» GIVEN INSTRUCTION
Print the lines below exactly as they are, from the first line through the line containing "- Polygon shape: [856, 121, 908, 173]", both included.

(Element and coordinate records)
------

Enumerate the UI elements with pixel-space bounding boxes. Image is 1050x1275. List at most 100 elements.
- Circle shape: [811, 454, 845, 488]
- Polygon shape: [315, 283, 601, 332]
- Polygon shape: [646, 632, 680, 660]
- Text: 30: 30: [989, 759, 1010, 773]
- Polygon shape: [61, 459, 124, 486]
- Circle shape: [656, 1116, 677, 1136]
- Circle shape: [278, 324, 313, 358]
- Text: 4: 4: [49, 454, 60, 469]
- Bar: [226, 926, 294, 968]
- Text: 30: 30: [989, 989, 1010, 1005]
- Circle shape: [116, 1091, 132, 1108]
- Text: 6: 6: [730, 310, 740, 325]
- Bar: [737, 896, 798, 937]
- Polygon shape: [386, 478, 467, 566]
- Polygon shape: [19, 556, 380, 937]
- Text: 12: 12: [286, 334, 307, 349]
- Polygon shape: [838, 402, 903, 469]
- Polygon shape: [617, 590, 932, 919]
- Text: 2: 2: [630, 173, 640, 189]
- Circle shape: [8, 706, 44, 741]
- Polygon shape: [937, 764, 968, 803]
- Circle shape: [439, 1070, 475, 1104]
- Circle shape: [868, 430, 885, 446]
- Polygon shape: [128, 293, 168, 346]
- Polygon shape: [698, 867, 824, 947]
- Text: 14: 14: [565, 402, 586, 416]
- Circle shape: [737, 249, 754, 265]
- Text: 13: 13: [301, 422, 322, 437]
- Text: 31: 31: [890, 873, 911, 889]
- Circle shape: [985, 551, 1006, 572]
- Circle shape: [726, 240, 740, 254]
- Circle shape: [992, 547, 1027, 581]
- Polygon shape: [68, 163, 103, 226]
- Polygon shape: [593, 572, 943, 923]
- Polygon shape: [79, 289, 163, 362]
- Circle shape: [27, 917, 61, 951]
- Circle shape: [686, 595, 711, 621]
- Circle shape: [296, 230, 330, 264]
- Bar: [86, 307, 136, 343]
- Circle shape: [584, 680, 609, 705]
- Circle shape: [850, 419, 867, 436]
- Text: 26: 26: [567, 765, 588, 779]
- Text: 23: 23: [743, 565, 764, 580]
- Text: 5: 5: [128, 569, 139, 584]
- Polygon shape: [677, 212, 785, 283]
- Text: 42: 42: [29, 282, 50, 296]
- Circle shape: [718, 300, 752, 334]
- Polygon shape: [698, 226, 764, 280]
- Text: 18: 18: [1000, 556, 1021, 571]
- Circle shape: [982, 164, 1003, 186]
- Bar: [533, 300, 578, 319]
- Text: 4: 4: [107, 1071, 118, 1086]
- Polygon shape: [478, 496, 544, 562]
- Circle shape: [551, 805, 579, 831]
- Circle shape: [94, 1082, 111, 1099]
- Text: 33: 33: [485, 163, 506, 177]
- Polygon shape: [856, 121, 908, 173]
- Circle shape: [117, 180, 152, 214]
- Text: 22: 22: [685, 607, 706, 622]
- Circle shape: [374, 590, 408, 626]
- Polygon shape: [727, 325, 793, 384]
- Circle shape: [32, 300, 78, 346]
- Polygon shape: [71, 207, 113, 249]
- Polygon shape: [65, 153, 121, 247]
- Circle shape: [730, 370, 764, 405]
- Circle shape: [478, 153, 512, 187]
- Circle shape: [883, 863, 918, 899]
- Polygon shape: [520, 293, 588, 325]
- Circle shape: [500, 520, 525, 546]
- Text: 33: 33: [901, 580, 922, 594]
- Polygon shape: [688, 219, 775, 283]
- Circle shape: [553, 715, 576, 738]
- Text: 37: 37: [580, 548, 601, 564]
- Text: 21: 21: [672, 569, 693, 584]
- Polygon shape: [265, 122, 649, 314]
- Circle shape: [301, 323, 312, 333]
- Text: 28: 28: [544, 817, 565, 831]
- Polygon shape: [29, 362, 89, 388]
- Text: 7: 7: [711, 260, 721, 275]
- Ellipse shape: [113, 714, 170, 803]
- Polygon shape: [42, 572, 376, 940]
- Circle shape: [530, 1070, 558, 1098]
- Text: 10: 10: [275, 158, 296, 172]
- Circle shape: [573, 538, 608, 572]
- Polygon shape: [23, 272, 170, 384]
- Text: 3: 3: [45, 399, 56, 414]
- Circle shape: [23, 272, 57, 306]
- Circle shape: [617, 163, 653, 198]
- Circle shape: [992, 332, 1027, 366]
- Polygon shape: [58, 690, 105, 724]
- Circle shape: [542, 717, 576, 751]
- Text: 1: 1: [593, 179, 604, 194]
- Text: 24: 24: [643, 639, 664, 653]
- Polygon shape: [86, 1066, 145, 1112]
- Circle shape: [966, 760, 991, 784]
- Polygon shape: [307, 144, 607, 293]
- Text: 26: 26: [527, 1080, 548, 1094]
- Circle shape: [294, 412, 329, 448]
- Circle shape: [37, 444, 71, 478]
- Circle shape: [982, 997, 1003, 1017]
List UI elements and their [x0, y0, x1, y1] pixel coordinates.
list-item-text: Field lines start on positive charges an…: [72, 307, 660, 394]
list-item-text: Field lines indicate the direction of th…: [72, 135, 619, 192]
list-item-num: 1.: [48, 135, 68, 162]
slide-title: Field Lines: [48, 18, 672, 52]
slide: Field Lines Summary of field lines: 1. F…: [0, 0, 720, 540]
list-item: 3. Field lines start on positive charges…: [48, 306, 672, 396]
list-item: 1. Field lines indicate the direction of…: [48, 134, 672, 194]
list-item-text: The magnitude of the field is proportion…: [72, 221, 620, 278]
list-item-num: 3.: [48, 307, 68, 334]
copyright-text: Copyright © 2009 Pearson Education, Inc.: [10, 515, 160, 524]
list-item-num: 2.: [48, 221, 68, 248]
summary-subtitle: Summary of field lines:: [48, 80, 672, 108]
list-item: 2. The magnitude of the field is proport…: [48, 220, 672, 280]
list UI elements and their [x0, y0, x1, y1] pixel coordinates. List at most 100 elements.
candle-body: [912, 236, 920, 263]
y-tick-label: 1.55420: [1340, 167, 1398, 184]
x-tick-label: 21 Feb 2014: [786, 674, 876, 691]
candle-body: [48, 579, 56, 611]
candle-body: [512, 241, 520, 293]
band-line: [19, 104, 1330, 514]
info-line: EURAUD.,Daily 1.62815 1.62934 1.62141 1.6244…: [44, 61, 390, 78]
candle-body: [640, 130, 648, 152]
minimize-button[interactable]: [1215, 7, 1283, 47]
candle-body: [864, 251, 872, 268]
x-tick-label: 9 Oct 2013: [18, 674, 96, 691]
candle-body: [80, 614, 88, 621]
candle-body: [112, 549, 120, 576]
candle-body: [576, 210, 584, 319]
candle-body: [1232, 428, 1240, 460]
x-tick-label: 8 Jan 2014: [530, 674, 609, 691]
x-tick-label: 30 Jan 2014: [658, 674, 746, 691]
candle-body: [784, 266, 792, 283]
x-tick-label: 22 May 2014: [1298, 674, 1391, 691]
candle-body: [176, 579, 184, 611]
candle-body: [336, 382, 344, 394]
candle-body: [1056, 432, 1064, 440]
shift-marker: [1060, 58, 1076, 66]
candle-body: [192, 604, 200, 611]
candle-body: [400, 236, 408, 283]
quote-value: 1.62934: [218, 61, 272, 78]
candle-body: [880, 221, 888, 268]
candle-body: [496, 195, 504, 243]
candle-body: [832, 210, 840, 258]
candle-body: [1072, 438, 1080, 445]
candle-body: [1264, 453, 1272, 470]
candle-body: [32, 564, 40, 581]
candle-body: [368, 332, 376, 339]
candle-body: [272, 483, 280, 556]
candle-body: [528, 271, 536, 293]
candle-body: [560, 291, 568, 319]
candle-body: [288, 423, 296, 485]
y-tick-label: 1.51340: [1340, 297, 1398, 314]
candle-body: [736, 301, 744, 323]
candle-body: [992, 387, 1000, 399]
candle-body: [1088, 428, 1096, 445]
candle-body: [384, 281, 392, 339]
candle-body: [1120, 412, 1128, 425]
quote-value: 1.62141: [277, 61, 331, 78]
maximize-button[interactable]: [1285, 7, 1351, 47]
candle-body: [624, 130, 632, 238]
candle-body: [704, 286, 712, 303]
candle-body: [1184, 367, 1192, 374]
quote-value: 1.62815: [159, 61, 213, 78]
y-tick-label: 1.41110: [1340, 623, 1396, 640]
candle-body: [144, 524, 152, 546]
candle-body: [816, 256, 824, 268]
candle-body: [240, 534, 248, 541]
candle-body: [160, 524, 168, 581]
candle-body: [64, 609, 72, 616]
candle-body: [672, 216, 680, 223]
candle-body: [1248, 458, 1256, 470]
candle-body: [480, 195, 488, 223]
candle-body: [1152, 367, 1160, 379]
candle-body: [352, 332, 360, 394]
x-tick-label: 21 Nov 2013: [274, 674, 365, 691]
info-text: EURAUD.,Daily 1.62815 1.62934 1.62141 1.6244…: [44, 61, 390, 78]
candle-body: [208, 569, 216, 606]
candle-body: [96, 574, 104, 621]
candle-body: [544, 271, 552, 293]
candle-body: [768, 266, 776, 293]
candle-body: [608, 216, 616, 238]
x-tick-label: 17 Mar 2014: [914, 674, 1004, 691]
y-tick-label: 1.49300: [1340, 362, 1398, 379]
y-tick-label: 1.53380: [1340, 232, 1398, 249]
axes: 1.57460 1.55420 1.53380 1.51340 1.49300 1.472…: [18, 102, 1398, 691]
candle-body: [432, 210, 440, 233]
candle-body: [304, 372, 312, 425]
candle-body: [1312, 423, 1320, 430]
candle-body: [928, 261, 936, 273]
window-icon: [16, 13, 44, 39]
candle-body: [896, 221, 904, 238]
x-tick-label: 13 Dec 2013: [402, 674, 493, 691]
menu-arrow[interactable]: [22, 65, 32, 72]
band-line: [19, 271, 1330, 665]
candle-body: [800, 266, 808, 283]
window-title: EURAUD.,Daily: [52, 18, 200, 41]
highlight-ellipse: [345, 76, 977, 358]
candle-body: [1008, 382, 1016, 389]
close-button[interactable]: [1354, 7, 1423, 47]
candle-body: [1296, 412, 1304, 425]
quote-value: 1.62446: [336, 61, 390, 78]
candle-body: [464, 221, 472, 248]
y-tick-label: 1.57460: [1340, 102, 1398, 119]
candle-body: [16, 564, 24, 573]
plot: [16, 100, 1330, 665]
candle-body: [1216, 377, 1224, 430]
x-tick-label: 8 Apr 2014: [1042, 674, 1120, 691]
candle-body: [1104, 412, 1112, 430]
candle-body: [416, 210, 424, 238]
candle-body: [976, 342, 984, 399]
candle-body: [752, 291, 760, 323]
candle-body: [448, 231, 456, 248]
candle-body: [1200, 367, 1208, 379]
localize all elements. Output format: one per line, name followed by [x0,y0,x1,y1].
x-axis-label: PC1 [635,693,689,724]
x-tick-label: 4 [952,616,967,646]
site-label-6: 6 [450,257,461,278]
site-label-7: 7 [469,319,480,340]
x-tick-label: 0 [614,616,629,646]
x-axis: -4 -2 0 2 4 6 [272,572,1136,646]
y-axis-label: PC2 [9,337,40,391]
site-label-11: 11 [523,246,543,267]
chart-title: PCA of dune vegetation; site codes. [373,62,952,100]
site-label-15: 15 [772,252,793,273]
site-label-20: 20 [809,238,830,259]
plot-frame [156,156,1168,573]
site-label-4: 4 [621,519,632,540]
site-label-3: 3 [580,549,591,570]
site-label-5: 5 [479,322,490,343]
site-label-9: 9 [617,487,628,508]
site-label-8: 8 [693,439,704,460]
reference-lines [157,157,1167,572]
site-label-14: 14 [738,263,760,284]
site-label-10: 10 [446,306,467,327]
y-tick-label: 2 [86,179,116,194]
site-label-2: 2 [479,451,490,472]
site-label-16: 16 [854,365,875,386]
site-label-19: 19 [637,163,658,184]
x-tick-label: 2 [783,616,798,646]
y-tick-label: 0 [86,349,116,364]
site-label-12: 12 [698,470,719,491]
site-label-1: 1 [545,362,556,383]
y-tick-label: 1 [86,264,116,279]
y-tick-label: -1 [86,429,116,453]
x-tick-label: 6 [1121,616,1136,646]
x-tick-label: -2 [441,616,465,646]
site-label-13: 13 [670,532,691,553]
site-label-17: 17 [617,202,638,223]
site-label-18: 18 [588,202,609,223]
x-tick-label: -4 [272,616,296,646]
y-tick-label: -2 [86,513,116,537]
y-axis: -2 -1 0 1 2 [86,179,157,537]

------

» RESPONSE FOR THIS EXERCISE
Enumerate the UI elements with pixel-space bounding boxes. Image is 1050x1275. List at most 100 elements.
- Circle shape: [811, 454, 845, 488]
- Polygon shape: [315, 283, 601, 332]
- Polygon shape: [646, 632, 680, 660]
- Text: 30: 30: [989, 759, 1010, 773]
- Polygon shape: [61, 459, 124, 486]
- Circle shape: [656, 1116, 677, 1136]
- Circle shape: [278, 324, 313, 358]
- Text: 4: 4: [49, 454, 60, 469]
- Bar: [226, 926, 294, 968]
- Text: 30: 30: [989, 989, 1010, 1005]
- Circle shape: [116, 1091, 132, 1108]
- Text: 6: 6: [730, 310, 740, 325]
- Bar: [737, 896, 798, 937]
- Polygon shape: [386, 478, 467, 566]
- Polygon shape: [19, 556, 380, 937]
- Text: 12: 12: [286, 334, 307, 349]
- Polygon shape: [838, 402, 903, 469]
- Polygon shape: [617, 590, 932, 919]
- Text: 2: 2: [630, 173, 640, 189]
- Circle shape: [8, 706, 44, 741]
- Polygon shape: [937, 764, 968, 803]
- Circle shape: [439, 1070, 475, 1104]
- Circle shape: [868, 430, 885, 446]
- Polygon shape: [128, 293, 168, 346]
- Polygon shape: [698, 867, 824, 947]
- Text: 14: 14: [565, 402, 586, 416]
- Circle shape: [737, 249, 754, 265]
- Text: 13: 13: [301, 422, 322, 437]
- Text: 31: 31: [890, 873, 911, 889]
- Circle shape: [985, 551, 1006, 572]
- Circle shape: [726, 240, 740, 254]
- Circle shape: [992, 547, 1027, 581]
- Polygon shape: [68, 163, 103, 226]
- Polygon shape: [593, 572, 943, 923]
- Polygon shape: [79, 289, 163, 362]
- Circle shape: [27, 917, 61, 951]
- Circle shape: [686, 595, 711, 621]
- Circle shape: [296, 230, 330, 264]
- Bar: [86, 307, 136, 343]
- Circle shape: [584, 680, 609, 705]
- Circle shape: [850, 419, 867, 436]
- Text: 26: 26: [567, 765, 588, 779]
- Text: 23: 23: [743, 565, 764, 580]
- Text: 5: 5: [128, 569, 139, 584]
- Polygon shape: [677, 212, 785, 283]
- Text: 42: 42: [29, 282, 50, 296]
- Circle shape: [718, 300, 752, 334]
- Polygon shape: [698, 226, 764, 280]
- Text: 18: 18: [1000, 556, 1021, 571]
- Circle shape: [982, 164, 1003, 186]
- Bar: [533, 300, 578, 319]
- Text: 4: 4: [107, 1071, 118, 1086]
- Polygon shape: [478, 496, 544, 562]
- Circle shape: [551, 805, 579, 831]
- Circle shape: [94, 1082, 111, 1099]
- Text: 33: 33: [485, 163, 506, 177]
- Polygon shape: [856, 121, 908, 173]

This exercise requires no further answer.